Without including any images, repeat the data exactly.

[Collection entries]
^^^^^^^^^^^^^^^^

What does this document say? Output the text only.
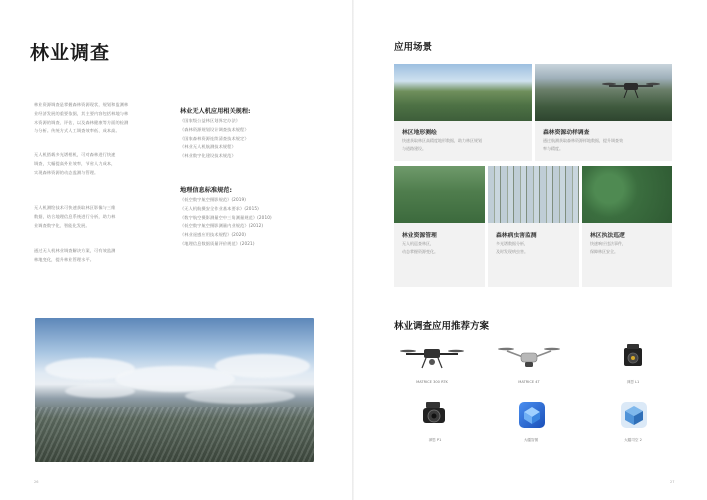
林业调查
林业资源调查是掌握森林资源现状，规划和监测林
业经济发展的重要依据，其主要内容包括林地与林
木资源的调查、评估，以及森林健康等方面的检测
与分析。传统方式人工调查效率低、成本高。
无人机搭载多光谱相机，可对森林进行快速
调查，大幅提高外业效率，节省人力成本，
实现森林资源的动态监测与管理。
无人机测绘技术可快速获取林区影像与三维
数据，结合地理信息系统进行分析，助力林
业调查数字化、智能化发展。
通过无人机林业调查解决方案，可有效监测
林地变化，提升林业管理水平。
林业无人机应用相关规程:
《国家级公益林区划界定办法》
《森林资源规划设计调查技术规程》
《国家森林资源连续清查技术规定》
《林业无人机航测技术规程》
《林业数字化建设技术规范》
地理信息标准规范:
《低空数字航空摄影规范》(2019)
《无人机航摄安全作业基本要求》(2015)
《数字航空摄影测量空中三角测量规范》(2010)
《低空数字航空摄影测量内业规范》(2012)
《林业遥感应用技术规程》(2020)
《地理信息数据质量评价规范》(2021)
26
应用场景
林区地形测绘
快速获取林区高精度地形数据，助力林区规划
与道路建设。
森林资源动样调查
通过航测获取森林资源样地数据，提升调查效
率与精度。
林业资源管理
无人机巡查林区，
动态掌握资源变化。
森林病虫害监测
多光谱数据分析，
及时发现病虫害。
林区执法巡逻
快速响应违法事件，
保障林区安全。
林业调查应用推荐方案
MATRICE 300 RTK	MATRICE 4T	禅思 L1
禅思 P1	大疆智图	大疆司空 2
27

^^^^^^^^^^^^^^^^

IN RESPONSE -
What does this document say? Output the text only.
林业调查
林业资源调查是掌握森林资源现状，规划和监测林
业经济发展的重要依据，其主要内容包括林地与林
木资源的调查、评估，以及森林健康等方面的检测
与分析。传统方式人工调查效率低、成本高。
无人机搭载多光谱相机，可对森林进行快速
调查，大幅提高外业效率，节省人力成本，
实现森林资源的动态监测与管理。
无人机测绘技术可快速获取林区影像与三维
数据，结合地理信息系统进行分析，助力林
业调查数字化、智能化发展。
通过无人机林业调查解决方案，可有效监测
林地变化，提升林业管理水平。
林业无人机应用相关规程:
《国家级公益林区划界定办法》
《森林资源规划设计调查技术规程》
《国家森林资源连续清查技术规定》
《林业无人机航测技术规程》
《林业数字化建设技术规范》
地理信息标准规范:
《低空数字航空摄影规范》(2019)
《无人机航摄安全作业基本要求》(2015)
《数字航空摄影测量空中三角测量规范》(2010)
《低空数字航空摄影测量内业规范》(2012)
《林业遥感应用技术规程》(2020)
《地理信息数据质量评价规范》(2021)
26
应用场景
林区地形测绘
快速获取林区高精度地形数据，助力林区规划
与道路建设。
森林资源动样调查
通过航测获取森林资源样地数据，提升调查效
率与精度。
林业资源管理
无人机巡查林区，
动态掌握资源变化。
森林病虫害监测
多光谱数据分析，
及时发现病虫害。
林区执法巡逻
快速响应违法事件，
保障林区安全。
林业调查应用推荐方案
MATRICE 300 RTK	MATRICE 4T	禅思 L1
禅思 P1	大疆智图	大疆司空 2
27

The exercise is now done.